Copy out the lines below word for word, starting at the line that contains "List every element" and ending at the line that contains "bar [569, 334, 603, 356]". Leave out any pictures.

Material for this task:
━━━━━━━━━━━━━━━━━━━━

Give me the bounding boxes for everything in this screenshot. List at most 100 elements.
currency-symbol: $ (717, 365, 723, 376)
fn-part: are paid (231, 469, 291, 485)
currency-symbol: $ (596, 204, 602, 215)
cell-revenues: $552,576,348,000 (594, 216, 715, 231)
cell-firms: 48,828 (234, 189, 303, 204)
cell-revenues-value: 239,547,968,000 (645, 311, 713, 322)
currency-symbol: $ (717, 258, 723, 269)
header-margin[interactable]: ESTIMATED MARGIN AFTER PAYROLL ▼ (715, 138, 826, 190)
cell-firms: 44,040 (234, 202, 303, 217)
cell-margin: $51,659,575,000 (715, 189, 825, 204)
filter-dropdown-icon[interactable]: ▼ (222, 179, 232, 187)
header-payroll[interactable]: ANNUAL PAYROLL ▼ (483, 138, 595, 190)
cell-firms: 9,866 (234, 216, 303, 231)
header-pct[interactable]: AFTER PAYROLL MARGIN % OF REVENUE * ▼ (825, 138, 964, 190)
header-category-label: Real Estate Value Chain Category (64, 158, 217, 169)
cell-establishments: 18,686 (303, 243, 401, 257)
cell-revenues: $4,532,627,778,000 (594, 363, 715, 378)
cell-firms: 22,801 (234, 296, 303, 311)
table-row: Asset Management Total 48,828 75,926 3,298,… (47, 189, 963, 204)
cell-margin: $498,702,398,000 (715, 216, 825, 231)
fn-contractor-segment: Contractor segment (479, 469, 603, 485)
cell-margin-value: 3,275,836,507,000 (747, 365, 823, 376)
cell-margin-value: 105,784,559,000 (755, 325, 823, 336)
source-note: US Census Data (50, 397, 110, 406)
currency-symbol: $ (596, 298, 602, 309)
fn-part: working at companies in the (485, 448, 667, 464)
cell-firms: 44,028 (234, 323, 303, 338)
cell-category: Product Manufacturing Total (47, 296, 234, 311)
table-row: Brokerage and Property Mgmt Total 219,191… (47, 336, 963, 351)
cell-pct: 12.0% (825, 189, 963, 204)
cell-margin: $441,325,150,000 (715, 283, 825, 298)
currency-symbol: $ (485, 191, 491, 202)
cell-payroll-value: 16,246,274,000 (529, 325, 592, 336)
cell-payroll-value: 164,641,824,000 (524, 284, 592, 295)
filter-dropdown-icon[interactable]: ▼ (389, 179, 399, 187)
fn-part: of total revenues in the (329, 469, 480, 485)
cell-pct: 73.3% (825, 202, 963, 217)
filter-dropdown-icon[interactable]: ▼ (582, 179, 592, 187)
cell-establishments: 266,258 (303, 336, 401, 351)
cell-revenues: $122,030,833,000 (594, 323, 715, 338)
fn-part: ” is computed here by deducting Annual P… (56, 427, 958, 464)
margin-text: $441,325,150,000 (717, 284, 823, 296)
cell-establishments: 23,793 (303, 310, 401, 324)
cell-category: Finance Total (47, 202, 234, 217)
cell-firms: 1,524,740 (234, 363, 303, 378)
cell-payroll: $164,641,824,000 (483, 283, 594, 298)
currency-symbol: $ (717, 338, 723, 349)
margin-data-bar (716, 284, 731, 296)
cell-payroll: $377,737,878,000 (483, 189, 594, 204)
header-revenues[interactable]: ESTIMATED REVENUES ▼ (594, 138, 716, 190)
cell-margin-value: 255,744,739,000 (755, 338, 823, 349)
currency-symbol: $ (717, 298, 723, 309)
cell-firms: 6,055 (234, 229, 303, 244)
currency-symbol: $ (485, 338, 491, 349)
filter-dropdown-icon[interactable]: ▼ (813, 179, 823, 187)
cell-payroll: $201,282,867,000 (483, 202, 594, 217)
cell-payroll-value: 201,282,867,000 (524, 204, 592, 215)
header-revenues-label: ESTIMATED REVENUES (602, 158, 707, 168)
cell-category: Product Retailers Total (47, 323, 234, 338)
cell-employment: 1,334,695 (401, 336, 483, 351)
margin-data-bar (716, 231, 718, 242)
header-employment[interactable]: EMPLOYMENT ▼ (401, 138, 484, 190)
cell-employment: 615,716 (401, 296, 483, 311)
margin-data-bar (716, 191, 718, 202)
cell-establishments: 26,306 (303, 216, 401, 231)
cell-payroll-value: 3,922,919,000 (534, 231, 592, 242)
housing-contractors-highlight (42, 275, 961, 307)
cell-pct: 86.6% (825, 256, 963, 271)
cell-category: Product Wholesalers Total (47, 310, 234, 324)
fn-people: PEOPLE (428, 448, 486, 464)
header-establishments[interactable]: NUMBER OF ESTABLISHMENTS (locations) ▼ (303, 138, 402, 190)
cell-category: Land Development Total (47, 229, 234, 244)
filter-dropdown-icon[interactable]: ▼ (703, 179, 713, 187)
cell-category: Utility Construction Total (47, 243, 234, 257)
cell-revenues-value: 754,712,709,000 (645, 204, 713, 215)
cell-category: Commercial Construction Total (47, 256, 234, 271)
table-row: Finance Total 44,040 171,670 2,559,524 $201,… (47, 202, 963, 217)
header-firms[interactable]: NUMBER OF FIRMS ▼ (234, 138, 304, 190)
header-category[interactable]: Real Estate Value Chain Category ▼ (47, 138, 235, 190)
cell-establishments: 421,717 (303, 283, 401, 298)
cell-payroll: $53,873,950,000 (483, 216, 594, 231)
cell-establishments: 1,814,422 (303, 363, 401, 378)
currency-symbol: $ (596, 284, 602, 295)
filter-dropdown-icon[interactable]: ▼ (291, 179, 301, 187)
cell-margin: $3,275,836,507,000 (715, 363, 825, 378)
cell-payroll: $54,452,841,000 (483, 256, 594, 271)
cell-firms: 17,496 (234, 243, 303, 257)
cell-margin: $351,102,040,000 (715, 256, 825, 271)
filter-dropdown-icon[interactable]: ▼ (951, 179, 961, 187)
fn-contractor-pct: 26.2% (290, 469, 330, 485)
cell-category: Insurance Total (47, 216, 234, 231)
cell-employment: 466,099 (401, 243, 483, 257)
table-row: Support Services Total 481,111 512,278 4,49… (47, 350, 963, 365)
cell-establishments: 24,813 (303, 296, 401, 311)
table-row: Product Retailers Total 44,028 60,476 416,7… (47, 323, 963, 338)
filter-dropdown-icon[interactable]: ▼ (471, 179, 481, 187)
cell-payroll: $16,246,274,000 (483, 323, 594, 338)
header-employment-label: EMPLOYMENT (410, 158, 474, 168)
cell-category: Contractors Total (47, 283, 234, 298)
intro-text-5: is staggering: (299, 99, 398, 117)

━━━━━━━━━━━━━━━━━━━━

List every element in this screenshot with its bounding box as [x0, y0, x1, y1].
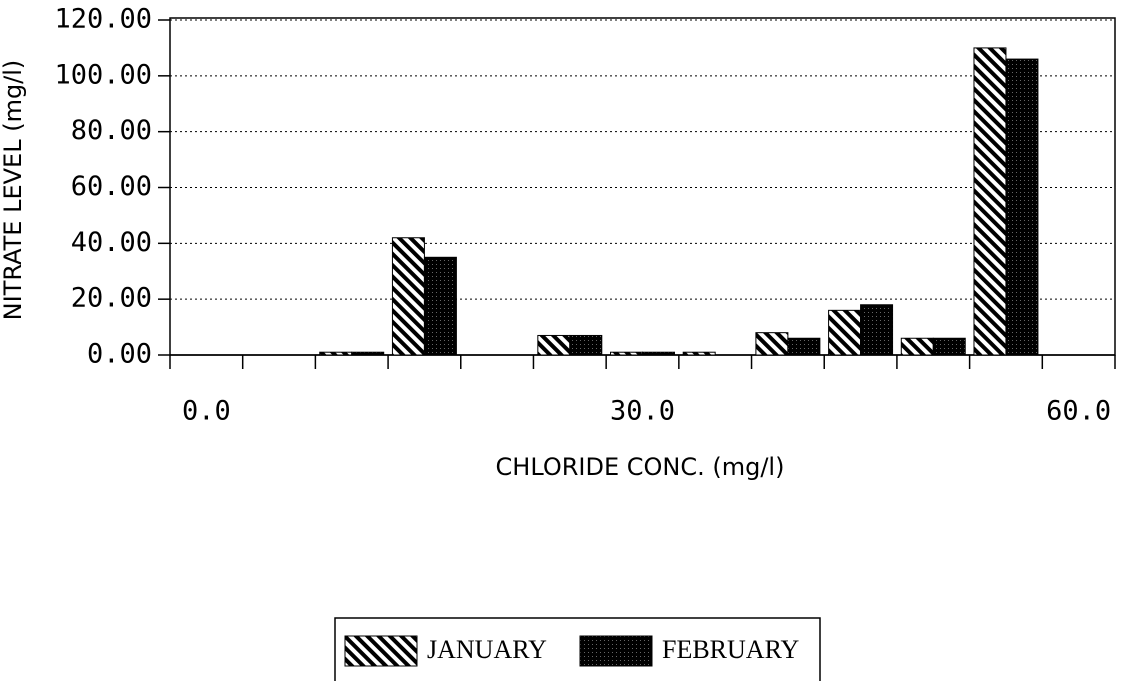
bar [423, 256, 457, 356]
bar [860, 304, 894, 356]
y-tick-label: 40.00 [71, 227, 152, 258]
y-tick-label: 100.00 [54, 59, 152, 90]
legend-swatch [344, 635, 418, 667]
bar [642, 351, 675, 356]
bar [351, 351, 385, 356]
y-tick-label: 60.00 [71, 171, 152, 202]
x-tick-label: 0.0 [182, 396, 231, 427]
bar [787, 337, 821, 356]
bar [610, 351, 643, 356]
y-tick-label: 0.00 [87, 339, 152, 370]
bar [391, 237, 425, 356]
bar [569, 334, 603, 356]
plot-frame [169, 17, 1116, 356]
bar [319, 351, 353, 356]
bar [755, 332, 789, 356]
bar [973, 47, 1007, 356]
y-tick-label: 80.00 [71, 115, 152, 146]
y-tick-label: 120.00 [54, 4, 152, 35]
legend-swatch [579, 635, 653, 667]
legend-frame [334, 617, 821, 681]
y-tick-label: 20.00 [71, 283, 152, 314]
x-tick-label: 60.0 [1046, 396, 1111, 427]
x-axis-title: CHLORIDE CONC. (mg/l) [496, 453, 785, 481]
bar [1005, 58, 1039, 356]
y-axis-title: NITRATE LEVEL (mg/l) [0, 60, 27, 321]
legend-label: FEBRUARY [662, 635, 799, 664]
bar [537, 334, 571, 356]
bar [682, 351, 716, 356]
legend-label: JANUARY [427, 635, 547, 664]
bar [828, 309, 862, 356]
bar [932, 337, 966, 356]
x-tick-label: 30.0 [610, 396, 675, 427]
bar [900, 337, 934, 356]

━━━━━━━━━━━━━━━━━━━━

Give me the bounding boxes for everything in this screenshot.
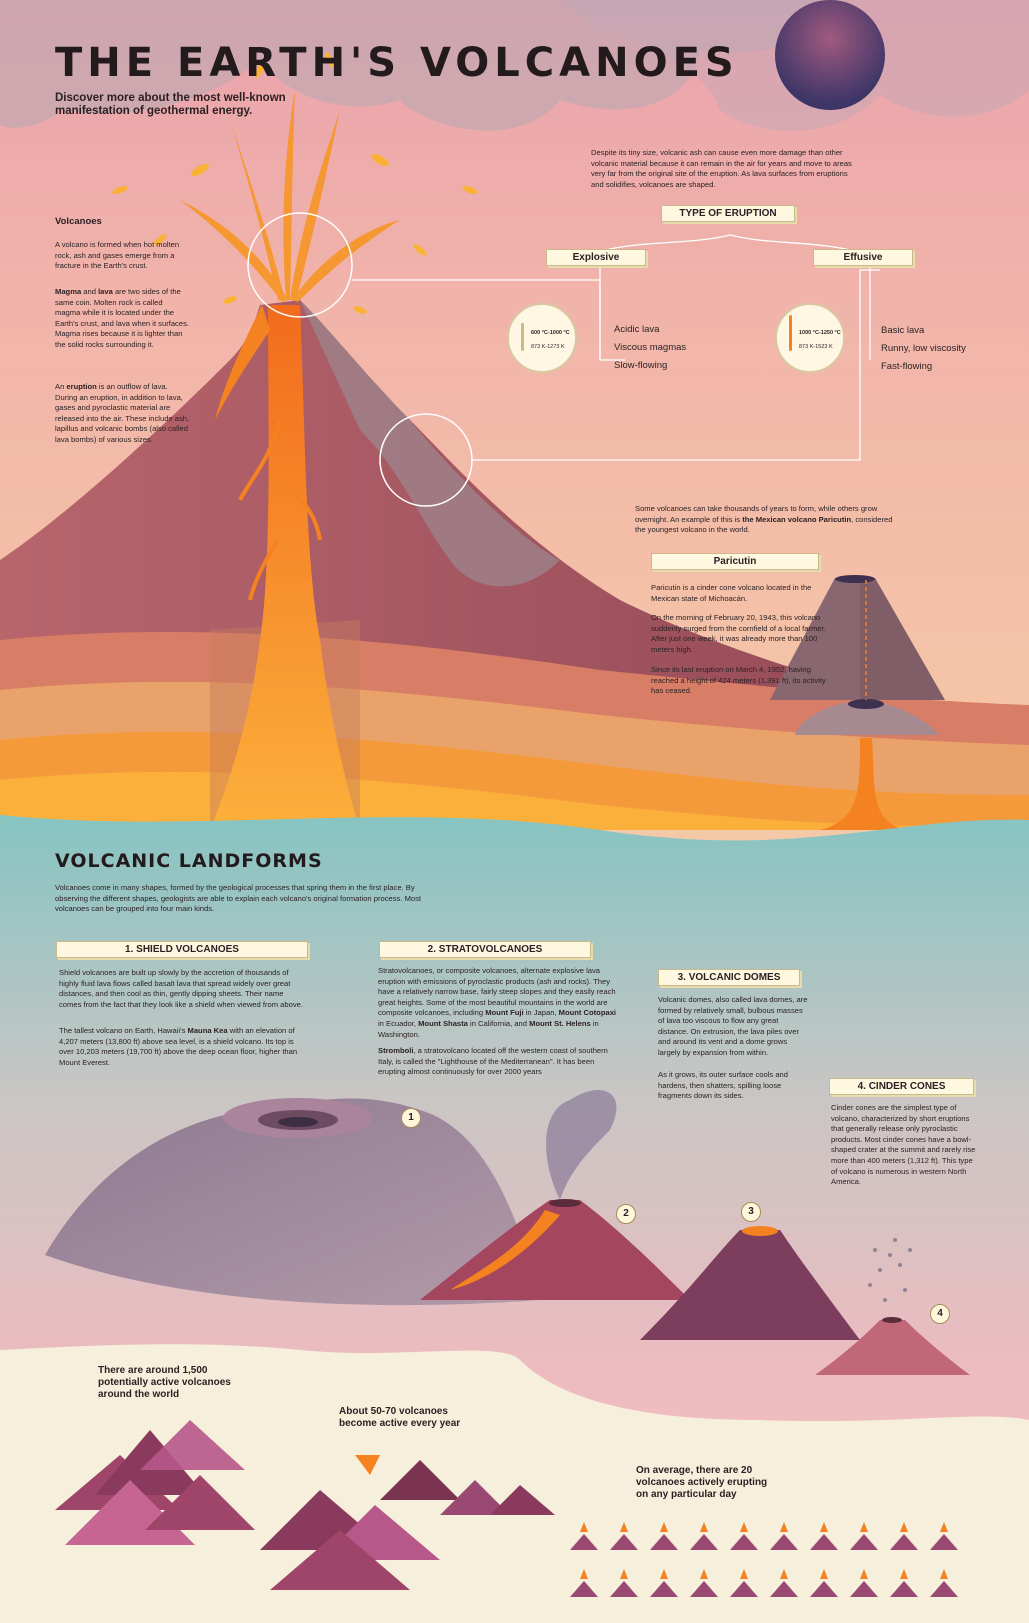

━━━━━━━━━━━━━━━━━━━━

Answer to the problem:
List every element in this screenshot with its bounding box as [x0, y0, x1, y1].
bar [423, 256, 457, 356]
bar [860, 304, 894, 356]
y-tick-label: 40.00 [71, 227, 152, 258]
y-tick-label: 100.00 [54, 59, 152, 90]
legend-swatch [344, 635, 418, 667]
bar [642, 351, 675, 356]
bar [351, 351, 385, 356]
y-tick-label: 60.00 [71, 171, 152, 202]
x-tick-label: 0.0 [182, 396, 231, 427]
bar [787, 337, 821, 356]
bar [610, 351, 643, 356]
y-tick-label: 0.00 [87, 339, 152, 370]
bar [391, 237, 425, 356]
bar [569, 334, 603, 356]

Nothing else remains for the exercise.